EXERCISE INSTRUCTIONS —
Pictures do not belong in the copy, so please give every entry below again exactly.

MATERIAL FOR THIS EXERCISE —
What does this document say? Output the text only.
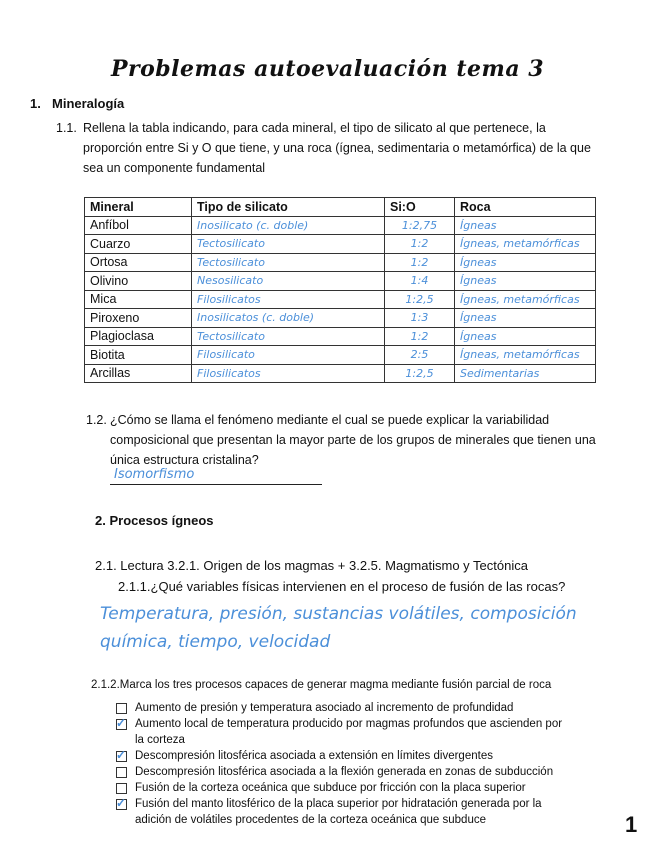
Problemas autoevaluación tema 3
1. Mineralogía
1.1. Rellena la tabla indicando, para cada mineral, el tipo de silicato al que pertenece, la proporción entre Si y O que tiene, y una roca (ígnea, sedimentaria o metamórfica) de la que sea un componente fundamental
Mineral	Tipo de silicato	Si:O	Roca
Anfíbol	Inosilicato (c. doble)	1:2,75	Ígneas
Cuarzo	Tectosilicato	1:2	Ígneas, metamórficas
Ortosa	Tectosilicato	1:2	Ígneas
Olivino	Nesosilicato	1:4	Ígneas
Mica	Filosilicatos	1:2,5	Ígneas, metamórficas
Piroxeno	Inosilicatos (c. doble)	1:3	Ígneas
Plagioclasa	Tectosilicato	1:2	Ígneas
Biotita	Filosilicato	2:5	Ígneas, metamórficas
Arcillas	Filosilicatos	1:2,5	Sedimentarias
1.2. ¿Cómo se llama el fenómeno mediante el cual se puede explicar la variabilidad composicional que presentan la mayor parte de los grupos de minerales que tienen una única estructura cristalina?
Isomorfismo
2. Procesos ígneos
2.1. Lectura 3.2.1. Origen de los magmas + 3.2.5. Magmatismo y Tectónica
2.1.1.¿Qué variables físicas intervienen en el proceso de fusión de las rocas?
Temperatura, presión, sustancias volátiles, composición química, tiempo, velocidad
2.1.2.Marca los tres procesos capaces de generar magma mediante fusión parcial de roca
Aumento de presión y temperatura asociado al incremento de profundidad
✓ Aumento local de temperatura producido por magmas profundos que ascienden por la corteza
✓ Descompresión litosférica asociada a extensión en límites divergentes
Descompresión litosférica asociada a la flexión generada en zonas de subducción
Fusión de la corteza oceánica que subduce por fricción con la placa superior
✓ Fusión del manto litosférico de la placa superior por hidratación generada por la adición de volátiles procedentes de la corteza oceánica que subduce	1
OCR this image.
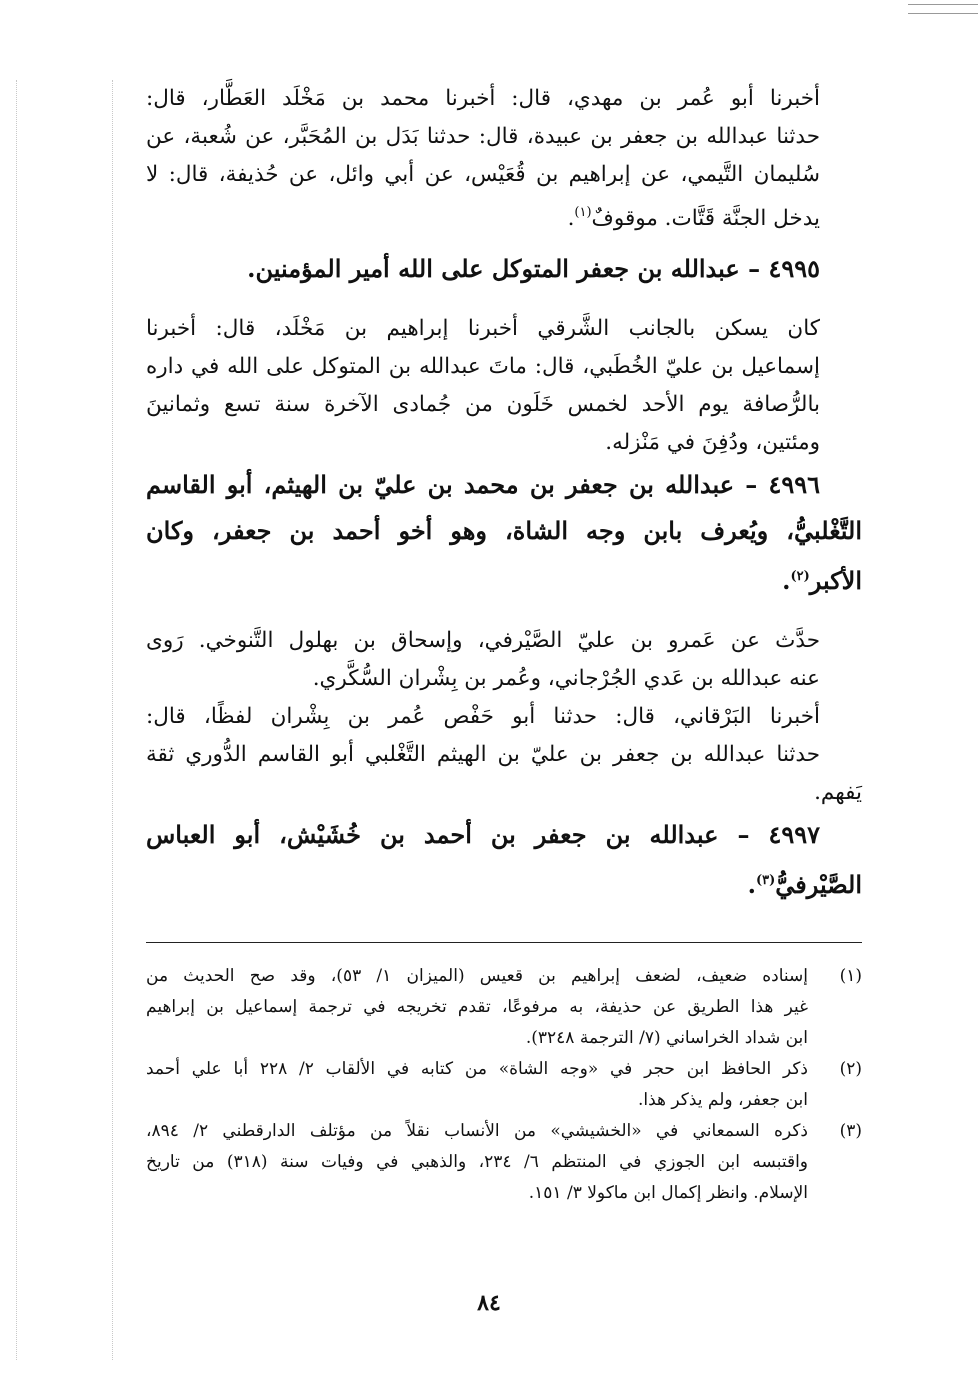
أخبرنا أبو عُمر بن مهدي، قال: أخبرنا محمد بن مَخْلَد العَطَّار، قال:
حدثنا عبدالله بن جعفر بن عبيدة، قال: حدثنا بَدَل بن المُحَبَّر، عن شُعبة، عن
سُليمان التَّيمي، عن إبراهيم بن قُعَيْس، عن أبي وائل، عن حُذيفة، قال: لا
يدخل الجنَّة قَتَّات. موقوفٌ$^{(١)}$.
٤٩٩٥ – عبدالله بن جعفر المتوكل على الله أمير المؤمنين.
كان يسكن بالجانب الشَّرقي أخبرنا إبراهيم بن مَخْلَد، قال: أخبرنا
إسماعيل بن عليّ الخُطَبي، قال: ماتَ عبدالله بن المتوكل على الله في داره
بالرُّصافة يوم الأحد لخمس خَلَون من جُمادى الآخرة سنة تسع وثمانينَ
ومئتين، ودُفِنَ في مَنْزله.
٤٩٩٦ – عبدالله بن جعفر بن محمد بن عليّ بن الهيثم، أبو القاسم
التَّغْلبيُّ، ويُعرف بابن وجه الشاة، وهو أخو أحمد بن جعفر، وكان
الأكبر$^{(٢)}$.
حدَّث عن عَمرو بن عليّ الصَّيْرفي، وإسحاق بن بهلول التَّنوخي. رَوى
عنه عبدالله بن عَدي الجُرْجاني، وعُمر بن بِشْران السُّكَّري.
أخبرنا البَرْقاني، قال: حدثنا أبو حَفْص عُمر بن بِشْران لفظًا، قال:
حدثنا عبدالله بن جعفر بن عليّ بن الهيثم التَّغْلبي أبو القاسم الدُّوري ثقة يَفهم.
٤٩٩٧ – عبدالله بن جعفر بن أحمد بن خُشَيْش، أبو العباس
الصَّيْرفيُّ$^{(٣)}$.
(١)
إسناده ضعيف، لضعف إبراهيم بن قعيس (الميزان ١/ ٥٣)، وقد صح الحديث من
غير هذا الطريق عن حذيفة، به مرفوعًا، تقدم تخريجه في ترجمة إسماعيل بن إبراهيم
ابن شداد الخراساني (٧/ الترجمة ٣٢٤٨).
(٢)
ذكر الحافظ ابن حجر في «وجه الشاة» من كتابه في الألقاب ٢/ ٢٢٨ أبا علي أحمد
ابن جعفر، ولم يذكر هذا.
(٣)
ذكره السمعاني في «الخشيشي» من الأنساب نقلاً من مؤتلف الدارقطني ٢/ ٨٩٤،
واقتبسه ابن الجوزي في المنتظم ٦/ ٢٣٤، والذهبي في وفيات سنة (٣١٨) من تاريخ
الإسلام. وانظر إكمال ابن ماكولا ٣/ ١٥١.
٨٤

COMPLETED TASK —
What does this document say? Output the text only.
Problemas autoevaluación tema 3
1. Mineralogía
1.1. Rellena la tabla indicando, para cada mineral, el tipo de silicato al que pertenece, la proporción entre Si y O que tiene, y una roca (ígnea, sedimentaria o metamórfica) de la que sea un componente fundamental
Mineral	Tipo de silicato	Si:O	Roca
Anfíbol	Inosilicato (c. doble)	1:2,75	Ígneas
Cuarzo	Tectosilicato	1:2	Ígneas, metamórficas
Ortosa	Tectosilicato	1:2	Ígneas
Olivino	Nesosilicato	1:4	Ígneas
Mica	Filosilicatos	1:2,5	Ígneas, metamórficas
Piroxeno	Inosilicatos (c. doble)	1:3	Ígneas
Plagioclasa	Tectosilicato	1:2	Ígneas
Biotita	Filosilicato	2:5	Ígneas, metamórficas
Arcillas	Filosilicatos	1:2,5	Sedimentarias
1.2. ¿Cómo se llama el fenómeno mediante el cual se puede explicar la variabilidad composicional que presentan la mayor parte de los grupos de minerales que tienen una única estructura cristalina?
Isomorfismo
2. Procesos ígneos
2.1. Lectura 3.2.1. Origen de los magmas + 3.2.5. Magmatismo y Tectónica
2.1.1.¿Qué variables físicas intervienen en el proceso de fusión de las rocas?
Temperatura, presión, sustancias volátiles, composición química, tiempo, velocidad
2.1.2.Marca los tres procesos capaces de generar magma mediante fusión parcial de roca
Aumento de presión y temperatura asociado al incremento de profundidad
✓ Aumento local de temperatura producido por magmas profundos que ascienden por la corteza
✓ Descompresión litosférica asociada a extensión en límites divergentes
Descompresión litosférica asociada a la flexión generada en zonas de subducción
Fusión de la corteza oceánica que subduce por fricción con la placa superior
✓ Fusión del manto litosférico de la placa superior por hidratación generada por la adición de volátiles procedentes de la corteza oceánica que subduce	1
OCR this image.
أخبرنا أبو عُمر بن مهدي، قال: أخبرنا محمد بن مَخْلَد العَطَّار، قال:
حدثنا عبدالله بن جعفر بن عبيدة، قال: حدثنا بَدَل بن المُحَبَّر، عن شُعبة، عن
سُليمان التَّيمي، عن إبراهيم بن قُعَيْس، عن أبي وائل، عن حُذيفة، قال: لا
يدخل الجنَّة قَتَّات. موقوفٌ$^{(١)}$.
٤٩٩٥ – عبدالله بن جعفر المتوكل على الله أمير المؤمنين.
كان يسكن بالجانب الشَّرقي أخبرنا إبراهيم بن مَخْلَد، قال: أخبرنا
إسماعيل بن عليّ الخُطَبي، قال: ماتَ عبدالله بن المتوكل على الله في داره
بالرُّصافة يوم الأحد لخمس خَلَون من جُمادى الآخرة سنة تسع وثمانينَ
ومئتين، ودُفِنَ في مَنْزله.
٤٩٩٦ – عبدالله بن جعفر بن محمد بن عليّ بن الهيثم، أبو القاسم
التَّغْلبيُّ، ويُعرف بابن وجه الشاة، وهو أخو أحمد بن جعفر، وكان
الأكبر$^{(٢)}$.
حدَّث عن عَمرو بن عليّ الصَّيْرفي، وإسحاق بن بهلول التَّنوخي. رَوى
عنه عبدالله بن عَدي الجُرْجاني، وعُمر بن بِشْران السُّكَّري.
أخبرنا البَرْقاني، قال: حدثنا أبو حَفْص عُمر بن بِشْران لفظًا، قال:
حدثنا عبدالله بن جعفر بن عليّ بن الهيثم التَّغْلبي أبو القاسم الدُّوري ثقة يَفهم.
٤٩٩٧ – عبدالله بن جعفر بن أحمد بن خُشَيْش، أبو العباس
الصَّيْرفيُّ$^{(٣)}$.
(١)
إسناده ضعيف، لضعف إبراهيم بن قعيس (الميزان ١/ ٥٣)، وقد صح الحديث من
غير هذا الطريق عن حذيفة، به مرفوعًا، تقدم تخريجه في ترجمة إسماعيل بن إبراهيم
ابن شداد الخراساني (٧/ الترجمة ٣٢٤٨).
(٢)
ذكر الحافظ ابن حجر في «وجه الشاة» من كتابه في الألقاب ٢/ ٢٢٨ أبا علي أحمد
ابن جعفر، ولم يذكر هذا.
(٣)
ذكره السمعاني في «الخشيشي» من الأنساب نقلاً من مؤتلف الدارقطني ٢/ ٨٩٤،
واقتبسه ابن الجوزي في المنتظم ٦/ ٢٣٤، والذهبي في وفيات سنة (٣١٨) من تاريخ
الإسلام. وانظر إكمال ابن ماكولا ٣/ ١٥١.
٨٤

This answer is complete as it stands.